+++ PROVIDED ENTRIES
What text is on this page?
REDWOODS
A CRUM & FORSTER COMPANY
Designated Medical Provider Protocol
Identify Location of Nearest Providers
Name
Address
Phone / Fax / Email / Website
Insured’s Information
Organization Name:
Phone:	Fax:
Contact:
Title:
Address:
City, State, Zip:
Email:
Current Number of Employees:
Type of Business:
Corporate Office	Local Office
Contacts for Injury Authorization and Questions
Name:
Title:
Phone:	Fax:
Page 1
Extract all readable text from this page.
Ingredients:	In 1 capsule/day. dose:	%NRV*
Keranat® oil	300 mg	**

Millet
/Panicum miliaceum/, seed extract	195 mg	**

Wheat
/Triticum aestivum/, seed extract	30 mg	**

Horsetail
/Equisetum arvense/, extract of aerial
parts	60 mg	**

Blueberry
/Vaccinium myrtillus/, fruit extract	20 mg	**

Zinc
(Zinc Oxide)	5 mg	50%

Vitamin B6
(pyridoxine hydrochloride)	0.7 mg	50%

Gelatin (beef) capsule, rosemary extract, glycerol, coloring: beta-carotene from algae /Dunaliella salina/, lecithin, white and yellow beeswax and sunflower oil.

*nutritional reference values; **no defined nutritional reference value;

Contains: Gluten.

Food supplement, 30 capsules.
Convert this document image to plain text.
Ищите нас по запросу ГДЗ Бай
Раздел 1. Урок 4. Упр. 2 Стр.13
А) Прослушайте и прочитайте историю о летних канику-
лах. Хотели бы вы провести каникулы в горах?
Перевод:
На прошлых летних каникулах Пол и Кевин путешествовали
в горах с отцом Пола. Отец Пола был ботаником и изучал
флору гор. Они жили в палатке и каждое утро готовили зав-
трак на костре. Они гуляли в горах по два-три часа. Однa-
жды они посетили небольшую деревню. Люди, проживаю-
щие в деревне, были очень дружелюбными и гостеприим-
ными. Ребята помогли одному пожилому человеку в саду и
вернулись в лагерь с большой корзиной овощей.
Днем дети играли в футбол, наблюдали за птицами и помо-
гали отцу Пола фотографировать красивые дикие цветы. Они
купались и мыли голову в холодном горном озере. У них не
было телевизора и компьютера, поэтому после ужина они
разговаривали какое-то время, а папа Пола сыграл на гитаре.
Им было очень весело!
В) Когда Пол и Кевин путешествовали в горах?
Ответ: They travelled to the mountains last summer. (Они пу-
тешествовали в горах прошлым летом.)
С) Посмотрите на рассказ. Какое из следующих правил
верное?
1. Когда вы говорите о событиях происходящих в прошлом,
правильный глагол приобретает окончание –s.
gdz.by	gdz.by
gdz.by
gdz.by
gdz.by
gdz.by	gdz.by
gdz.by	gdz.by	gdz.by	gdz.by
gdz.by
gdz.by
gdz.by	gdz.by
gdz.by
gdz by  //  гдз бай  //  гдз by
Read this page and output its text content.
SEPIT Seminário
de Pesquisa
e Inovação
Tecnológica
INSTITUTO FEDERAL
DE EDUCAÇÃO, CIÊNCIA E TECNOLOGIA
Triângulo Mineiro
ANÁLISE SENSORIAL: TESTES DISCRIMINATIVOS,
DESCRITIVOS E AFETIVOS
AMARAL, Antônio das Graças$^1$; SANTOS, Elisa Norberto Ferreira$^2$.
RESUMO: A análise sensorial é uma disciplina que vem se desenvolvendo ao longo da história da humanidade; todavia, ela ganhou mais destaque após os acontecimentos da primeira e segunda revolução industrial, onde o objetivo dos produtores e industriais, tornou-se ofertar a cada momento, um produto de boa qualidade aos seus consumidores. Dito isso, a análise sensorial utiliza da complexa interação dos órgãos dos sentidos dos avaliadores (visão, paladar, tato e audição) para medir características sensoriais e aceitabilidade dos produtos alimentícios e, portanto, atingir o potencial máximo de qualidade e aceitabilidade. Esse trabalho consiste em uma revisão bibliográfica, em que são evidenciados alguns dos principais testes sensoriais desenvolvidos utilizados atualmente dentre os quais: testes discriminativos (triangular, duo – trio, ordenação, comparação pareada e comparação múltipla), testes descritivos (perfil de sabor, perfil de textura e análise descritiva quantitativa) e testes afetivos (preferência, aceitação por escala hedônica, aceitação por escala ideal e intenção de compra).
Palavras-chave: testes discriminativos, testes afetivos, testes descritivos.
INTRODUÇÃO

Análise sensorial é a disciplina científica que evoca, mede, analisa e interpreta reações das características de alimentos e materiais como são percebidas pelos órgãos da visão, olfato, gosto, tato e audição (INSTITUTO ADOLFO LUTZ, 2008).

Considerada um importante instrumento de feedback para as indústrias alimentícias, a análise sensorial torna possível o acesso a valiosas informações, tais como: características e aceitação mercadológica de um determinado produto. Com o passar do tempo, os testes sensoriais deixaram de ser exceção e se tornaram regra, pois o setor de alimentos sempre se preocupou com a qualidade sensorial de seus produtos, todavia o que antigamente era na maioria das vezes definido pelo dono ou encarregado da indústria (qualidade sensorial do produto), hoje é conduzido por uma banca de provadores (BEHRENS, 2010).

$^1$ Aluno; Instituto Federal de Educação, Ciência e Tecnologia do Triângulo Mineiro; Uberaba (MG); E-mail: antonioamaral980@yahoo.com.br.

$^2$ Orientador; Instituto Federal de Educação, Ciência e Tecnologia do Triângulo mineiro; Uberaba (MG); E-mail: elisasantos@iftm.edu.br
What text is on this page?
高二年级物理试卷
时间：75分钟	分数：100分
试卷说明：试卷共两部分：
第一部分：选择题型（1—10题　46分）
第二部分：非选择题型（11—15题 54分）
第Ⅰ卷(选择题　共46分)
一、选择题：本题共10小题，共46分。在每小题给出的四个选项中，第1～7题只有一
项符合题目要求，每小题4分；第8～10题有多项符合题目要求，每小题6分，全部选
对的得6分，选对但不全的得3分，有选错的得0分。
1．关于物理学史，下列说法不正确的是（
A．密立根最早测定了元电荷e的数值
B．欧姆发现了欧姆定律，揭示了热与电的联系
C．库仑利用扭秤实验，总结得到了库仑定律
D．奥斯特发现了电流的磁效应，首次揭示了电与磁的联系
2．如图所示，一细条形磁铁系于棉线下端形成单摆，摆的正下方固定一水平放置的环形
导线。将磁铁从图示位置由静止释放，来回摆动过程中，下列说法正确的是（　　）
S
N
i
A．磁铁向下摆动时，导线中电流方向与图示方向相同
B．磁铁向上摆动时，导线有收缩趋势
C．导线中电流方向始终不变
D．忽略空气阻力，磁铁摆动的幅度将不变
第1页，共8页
++++++
• _EXERCISE DESCRIPTION_:
Give the records above again, word for word.

• _RESPONSE TO THE EXERCISE_:
What text is on this page?
REDWOODS
A CRUM & FORSTER COMPANY
Designated Medical Provider Protocol
Identify Location of Nearest Providers
Name
Address
Phone / Fax / Email / Website
Insured’s Information
Organization Name:
Phone:	Fax:
Contact:
Title:
Address:
City, State, Zip:
Email:
Current Number of Employees:
Type of Business:
Corporate Office	Local Office
Contacts for Injury Authorization and Questions
Name:
Title:
Phone:	Fax:
Page 1
Extract all readable text from this page.
Ingredients:	In 1 capsule/day. dose:	%NRV*
Keranat® oil	300 mg	**

Millet
/Panicum miliaceum/, seed extract	195 mg	**

Wheat
/Triticum aestivum/, seed extract	30 mg	**

Horsetail
/Equisetum arvense/, extract of aerial
parts	60 mg	**

Blueberry
/Vaccinium myrtillus/, fruit extract	20 mg	**

Zinc
(Zinc Oxide)	5 mg	50%

Vitamin B6
(pyridoxine hydrochloride)	0.7 mg	50%

Gelatin (beef) capsule, rosemary extract, glycerol, coloring: beta-carotene from algae /Dunaliella salina/, lecithin, white and yellow beeswax and sunflower oil.

*nutritional reference values; **no defined nutritional reference value;

Contains: Gluten.

Food supplement, 30 capsules.
Convert this document image to plain text.
Ищите нас по запросу ГДЗ Бай
Раздел 1. Урок 4. Упр. 2 Стр.13
А) Прослушайте и прочитайте историю о летних канику-
лах. Хотели бы вы провести каникулы в горах?
Перевод:
На прошлых летних каникулах Пол и Кевин путешествовали
в горах с отцом Пола. Отец Пола был ботаником и изучал
флору гор. Они жили в палатке и каждое утро готовили зав-
трак на костре. Они гуляли в горах по два-три часа. Однa-
жды они посетили небольшую деревню. Люди, проживаю-
щие в деревне, были очень дружелюбными и гостеприим-
ными. Ребята помогли одному пожилому человеку в саду и
вернулись в лагерь с большой корзиной овощей.
Днем дети играли в футбол, наблюдали за птицами и помо-
гали отцу Пола фотографировать красивые дикие цветы. Они
купались и мыли голову в холодном горном озере. У них не
было телевизора и компьютера, поэтому после ужина они
разговаривали какое-то время, а папа Пола сыграл на гитаре.
Им было очень весело!
В) Когда Пол и Кевин путешествовали в горах?
Ответ: They travelled to the mountains last summer. (Они пу-
тешествовали в горах прошлым летом.)
С) Посмотрите на рассказ. Какое из следующих правил
верное?
1. Когда вы говорите о событиях происходящих в прошлом,
правильный глагол приобретает окончание –s.
gdz.by	gdz.by
gdz.by
gdz.by
gdz.by
gdz.by	gdz.by
gdz.by	gdz.by	gdz.by	gdz.by
gdz.by
gdz.by
gdz.by	gdz.by
gdz.by
gdz by  //  гдз бай  //  гдз by
Read this page and output its text content.
SEPIT Seminário
de Pesquisa
e Inovação
Tecnológica
INSTITUTO FEDERAL
DE EDUCAÇÃO, CIÊNCIA E TECNOLOGIA
Triângulo Mineiro
ANÁLISE SENSORIAL: TESTES DISCRIMINATIVOS,
DESCRITIVOS E AFETIVOS
AMARAL, Antônio das Graças$^1$; SANTOS, Elisa Norberto Ferreira$^2$.
RESUMO: A análise sensorial é uma disciplina que vem se desenvolvendo ao longo da história da humanidade; todavia, ela ganhou mais destaque após os acontecimentos da primeira e segunda revolução industrial, onde o objetivo dos produtores e industriais, tornou-se ofertar a cada momento, um produto de boa qualidade aos seus consumidores. Dito isso, a análise sensorial utiliza da complexa interação dos órgãos dos sentidos dos avaliadores (visão, paladar, tato e audição) para medir características sensoriais e aceitabilidade dos produtos alimentícios e, portanto, atingir o potencial máximo de qualidade e aceitabilidade. Esse trabalho consiste em uma revisão bibliográfica, em que são evidenciados alguns dos principais testes sensoriais desenvolvidos utilizados atualmente dentre os quais: testes discriminativos (triangular, duo – trio, ordenação, comparação pareada e comparação múltipla), testes descritivos (perfil de sabor, perfil de textura e análise descritiva quantitativa) e testes afetivos (preferência, aceitação por escala hedônica, aceitação por escala ideal e intenção de compra).
Palavras-chave: testes discriminativos, testes afetivos, testes descritivos.
INTRODUÇÃO

Análise sensorial é a disciplina científica que evoca, mede, analisa e interpreta reações das características de alimentos e materiais como são percebidas pelos órgãos da visão, olfato, gosto, tato e audição (INSTITUTO ADOLFO LUTZ, 2008).

Considerada um importante instrumento de feedback para as indústrias alimentícias, a análise sensorial torna possível o acesso a valiosas informações, tais como: características e aceitação mercadológica de um determinado produto. Com o passar do tempo, os testes sensoriais deixaram de ser exceção e se tornaram regra, pois o setor de alimentos sempre se preocupou com a qualidade sensorial de seus produtos, todavia o que antigamente era na maioria das vezes definido pelo dono ou encarregado da indústria (qualidade sensorial do produto), hoje é conduzido por uma banca de provadores (BEHRENS, 2010).

$^1$ Aluno; Instituto Federal de Educação, Ciência e Tecnologia do Triângulo Mineiro; Uberaba (MG); E-mail: antonioamaral980@yahoo.com.br.

$^2$ Orientador; Instituto Federal de Educação, Ciência e Tecnologia do Triângulo mineiro; Uberaba (MG); E-mail: elisasantos@iftm.edu.br
What text is on this page?
高二年级物理试卷
时间：75分钟	分数：100分
试卷说明：试卷共两部分：
第一部分：选择题型（1—10题　46分）
第二部分：非选择题型（11—15题 54分）
第Ⅰ卷(选择题　共46分)
一、选择题：本题共10小题，共46分。在每小题给出的四个选项中，第1～7题只有一
项符合题目要求，每小题4分；第8～10题有多项符合题目要求，每小题6分，全部选
对的得6分，选对但不全的得3分，有选错的得0分。
1．关于物理学史，下列说法不正确的是（
A．密立根最早测定了元电荷e的数值
B．欧姆发现了欧姆定律，揭示了热与电的联系
C．库仑利用扭秤实验，总结得到了库仑定律
D．奥斯特发现了电流的磁效应，首次揭示了电与磁的联系
2．如图所示，一细条形磁铁系于棉线下端形成单摆，摆的正下方固定一水平放置的环形
导线。将磁铁从图示位置由静止释放，来回摆动过程中，下列说法正确的是（　　）
S
N
i
A．磁铁向下摆动时，导线中电流方向与图示方向相同
B．磁铁向上摆动时，导线有收缩趋势
C．导线中电流方向始终不变
D．忽略空气阻力，磁铁摆动的幅度将不变
第1页，共8页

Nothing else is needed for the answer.